DIRECTIVE: Copy every line from the data below in which the string "name" can be found.
# START OF MATERIAL SHOWN
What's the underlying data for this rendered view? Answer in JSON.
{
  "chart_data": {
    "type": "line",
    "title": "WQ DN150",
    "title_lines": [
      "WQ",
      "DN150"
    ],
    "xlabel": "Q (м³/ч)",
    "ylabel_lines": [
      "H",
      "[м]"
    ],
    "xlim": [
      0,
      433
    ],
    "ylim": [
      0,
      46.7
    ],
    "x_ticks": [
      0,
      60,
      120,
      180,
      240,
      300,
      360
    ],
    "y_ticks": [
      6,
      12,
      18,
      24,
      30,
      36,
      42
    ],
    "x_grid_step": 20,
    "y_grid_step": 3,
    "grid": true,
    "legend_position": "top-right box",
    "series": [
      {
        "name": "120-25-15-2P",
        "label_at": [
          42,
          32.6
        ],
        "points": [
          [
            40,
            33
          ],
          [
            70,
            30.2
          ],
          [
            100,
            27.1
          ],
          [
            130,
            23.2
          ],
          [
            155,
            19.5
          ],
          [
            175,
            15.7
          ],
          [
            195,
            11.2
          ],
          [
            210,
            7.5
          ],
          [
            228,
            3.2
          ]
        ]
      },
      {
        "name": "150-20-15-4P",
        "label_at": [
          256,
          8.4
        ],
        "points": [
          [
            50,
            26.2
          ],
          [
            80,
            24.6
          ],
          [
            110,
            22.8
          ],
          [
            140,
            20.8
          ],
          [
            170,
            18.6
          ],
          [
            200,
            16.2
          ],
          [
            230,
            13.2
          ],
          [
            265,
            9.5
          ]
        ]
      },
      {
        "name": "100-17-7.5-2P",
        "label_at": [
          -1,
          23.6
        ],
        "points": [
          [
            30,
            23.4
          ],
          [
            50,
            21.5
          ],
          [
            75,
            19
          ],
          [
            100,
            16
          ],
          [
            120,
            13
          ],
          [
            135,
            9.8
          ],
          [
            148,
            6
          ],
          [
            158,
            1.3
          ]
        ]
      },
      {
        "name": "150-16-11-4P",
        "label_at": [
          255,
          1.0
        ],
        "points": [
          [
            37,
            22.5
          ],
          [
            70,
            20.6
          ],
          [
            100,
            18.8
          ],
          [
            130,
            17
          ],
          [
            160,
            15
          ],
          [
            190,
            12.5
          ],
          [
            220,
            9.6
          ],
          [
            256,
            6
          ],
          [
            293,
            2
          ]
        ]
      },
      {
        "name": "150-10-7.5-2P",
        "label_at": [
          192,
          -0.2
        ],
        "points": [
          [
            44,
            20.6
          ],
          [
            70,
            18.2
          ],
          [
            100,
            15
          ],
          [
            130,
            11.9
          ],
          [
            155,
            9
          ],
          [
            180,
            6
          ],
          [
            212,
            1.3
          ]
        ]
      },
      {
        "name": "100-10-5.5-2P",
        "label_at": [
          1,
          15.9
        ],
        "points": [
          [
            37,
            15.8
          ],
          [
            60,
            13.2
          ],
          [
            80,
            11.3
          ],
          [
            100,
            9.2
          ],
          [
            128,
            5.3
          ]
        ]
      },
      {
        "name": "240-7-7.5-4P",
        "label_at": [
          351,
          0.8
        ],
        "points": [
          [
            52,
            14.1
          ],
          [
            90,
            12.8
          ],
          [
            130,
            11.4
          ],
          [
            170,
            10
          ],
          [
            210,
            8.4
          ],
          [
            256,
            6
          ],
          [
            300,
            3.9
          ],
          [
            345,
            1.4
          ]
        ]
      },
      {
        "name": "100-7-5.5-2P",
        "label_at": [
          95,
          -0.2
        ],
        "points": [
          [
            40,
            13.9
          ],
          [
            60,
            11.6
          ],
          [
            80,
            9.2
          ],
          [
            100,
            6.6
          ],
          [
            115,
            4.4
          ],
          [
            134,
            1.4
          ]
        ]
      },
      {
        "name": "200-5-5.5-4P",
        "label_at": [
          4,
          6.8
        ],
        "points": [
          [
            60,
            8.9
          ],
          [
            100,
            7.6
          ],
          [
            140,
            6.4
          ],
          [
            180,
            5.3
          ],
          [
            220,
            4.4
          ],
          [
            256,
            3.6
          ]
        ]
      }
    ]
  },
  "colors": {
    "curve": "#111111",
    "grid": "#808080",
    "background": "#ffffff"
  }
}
# END OF MATERIAL SHOWN
CORRECT ANSWER:
        "name": "120-25-15-2P",
        "name": "150-20-15-4P",
        "name": "100-17-7.5-2P",
        "name": "150-16-11-4P",
        "name": "150-10-7.5-2P",
        "name": "100-10-5.5-2P",
        "name": "240-7-7.5-4P",
        "name": "100-7-5.5-2P",
        "name": "200-5-5.5-4P",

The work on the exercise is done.